> TASK REQUIREMENTS: Please output the records below in full, exactly as given, but without the images.

Stored records
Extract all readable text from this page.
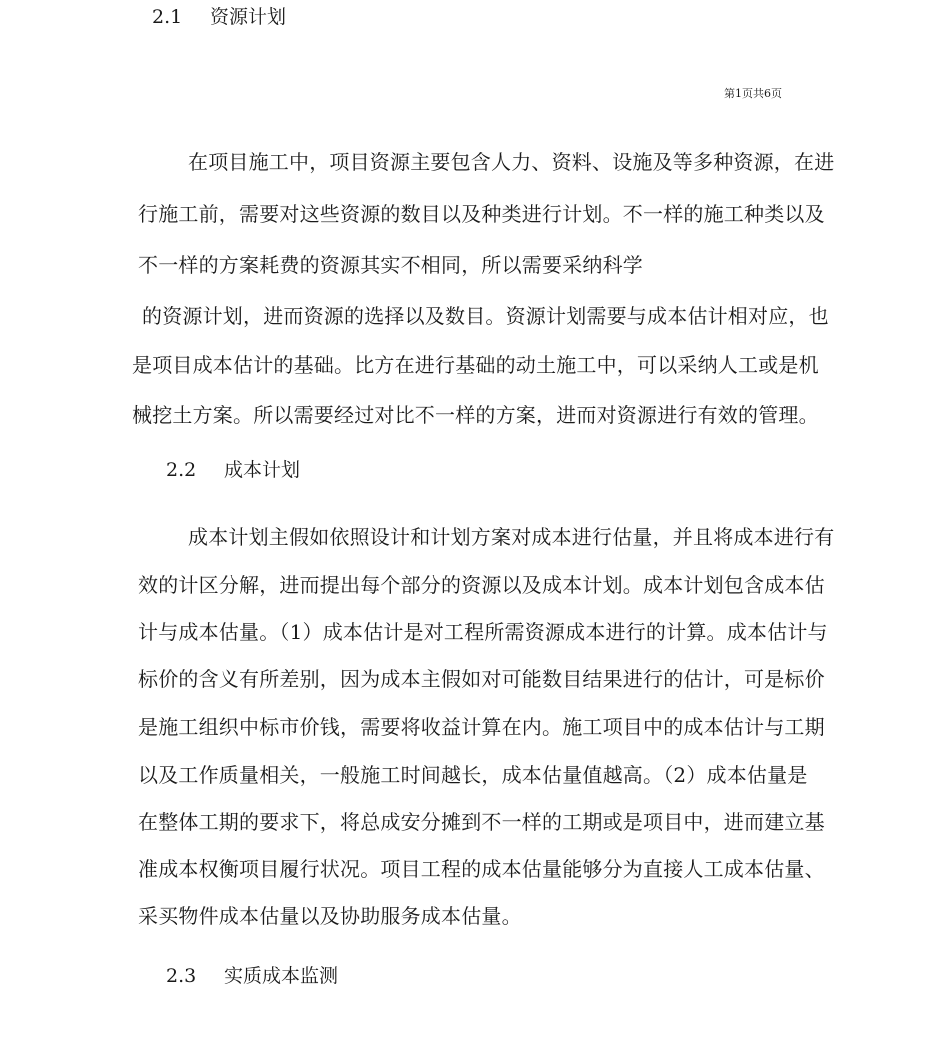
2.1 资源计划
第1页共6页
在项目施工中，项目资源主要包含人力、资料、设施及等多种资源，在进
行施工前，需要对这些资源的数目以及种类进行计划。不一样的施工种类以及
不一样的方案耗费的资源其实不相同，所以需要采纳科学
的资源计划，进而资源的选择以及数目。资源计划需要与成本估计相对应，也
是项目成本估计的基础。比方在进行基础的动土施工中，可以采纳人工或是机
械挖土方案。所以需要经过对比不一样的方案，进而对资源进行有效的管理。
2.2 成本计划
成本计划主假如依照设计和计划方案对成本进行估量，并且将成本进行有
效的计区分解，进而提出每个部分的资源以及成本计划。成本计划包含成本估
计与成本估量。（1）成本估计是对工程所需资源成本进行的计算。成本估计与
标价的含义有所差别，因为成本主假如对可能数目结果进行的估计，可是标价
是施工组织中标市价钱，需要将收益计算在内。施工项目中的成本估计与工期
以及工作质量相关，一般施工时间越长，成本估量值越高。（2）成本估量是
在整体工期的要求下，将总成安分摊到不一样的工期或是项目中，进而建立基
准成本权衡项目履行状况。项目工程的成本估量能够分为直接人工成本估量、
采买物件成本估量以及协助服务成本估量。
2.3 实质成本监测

> ANSWER TO THIS PROBLEM:
Extract all readable text from this page.
2.1 资源计划
第1页共6页
在项目施工中，项目资源主要包含人力、资料、设施及等多种资源，在进
行施工前，需要对这些资源的数目以及种类进行计划。不一样的施工种类以及
不一样的方案耗费的资源其实不相同，所以需要采纳科学
的资源计划，进而资源的选择以及数目。资源计划需要与成本估计相对应，也
是项目成本估计的基础。比方在进行基础的动土施工中，可以采纳人工或是机
械挖土方案。所以需要经过对比不一样的方案，进而对资源进行有效的管理。
2.2 成本计划
成本计划主假如依照设计和计划方案对成本进行估量，并且将成本进行有
效的计区分解，进而提出每个部分的资源以及成本计划。成本计划包含成本估
计与成本估量。（1）成本估计是对工程所需资源成本进行的计算。成本估计与
标价的含义有所差别，因为成本主假如对可能数目结果进行的估计，可是标价
是施工组织中标市价钱，需要将收益计算在内。施工项目中的成本估计与工期
以及工作质量相关，一般施工时间越长，成本估量值越高。（2）成本估量是
在整体工期的要求下，将总成安分摊到不一样的工期或是项目中，进而建立基
准成本权衡项目履行状况。项目工程的成本估量能够分为直接人工成本估量、
采买物件成本估量以及协助服务成本估量。
2.3 实质成本监测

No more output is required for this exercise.